**TASK TO CARRY OUT**
Retype the material in full, keeping every word the same.

-- start INFORMATION GIVEN --

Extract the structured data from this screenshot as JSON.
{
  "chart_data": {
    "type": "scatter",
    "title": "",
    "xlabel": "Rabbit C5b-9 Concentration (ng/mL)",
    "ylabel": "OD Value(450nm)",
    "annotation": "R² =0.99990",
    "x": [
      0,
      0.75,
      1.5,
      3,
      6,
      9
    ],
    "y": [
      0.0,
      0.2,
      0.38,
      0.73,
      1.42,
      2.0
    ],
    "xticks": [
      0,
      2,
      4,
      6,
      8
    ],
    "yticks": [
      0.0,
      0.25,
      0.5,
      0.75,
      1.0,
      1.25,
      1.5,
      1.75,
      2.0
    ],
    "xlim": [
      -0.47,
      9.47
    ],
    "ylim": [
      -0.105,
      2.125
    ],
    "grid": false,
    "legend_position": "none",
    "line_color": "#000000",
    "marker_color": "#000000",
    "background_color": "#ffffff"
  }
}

-- end INFORMATION GIVEN --

**FULL RESPONSE**
Extract the structured data from this screenshot as JSON.
{
  "chart_data": {
    "type": "scatter",
    "title": "",
    "xlabel": "Rabbit C5b-9 Concentration (ng/mL)",
    "ylabel": "OD Value(450nm)",
    "annotation": "R² =0.99990",
    "x": [
      0,
      0.75,
      1.5,
      3,
      6,
      9
    ],
    "y": [
      0.0,
      0.2,
      0.38,
      0.73,
      1.42,
      2.0
    ],
    "xticks": [
      0,
      2,
      4,
      6,
      8
    ],
    "yticks": [
      0.0,
      0.25,
      0.5,
      0.75,
      1.0,
      1.25,
      1.5,
      1.75,
      2.0
    ],
    "xlim": [
      -0.47,
      9.47
    ],
    "ylim": [
      -0.105,
      2.125
    ],
    "grid": false,
    "legend_position": "none",
    "line_color": "#000000",
    "marker_color": "#000000",
    "background_color": "#ffffff"
  }
}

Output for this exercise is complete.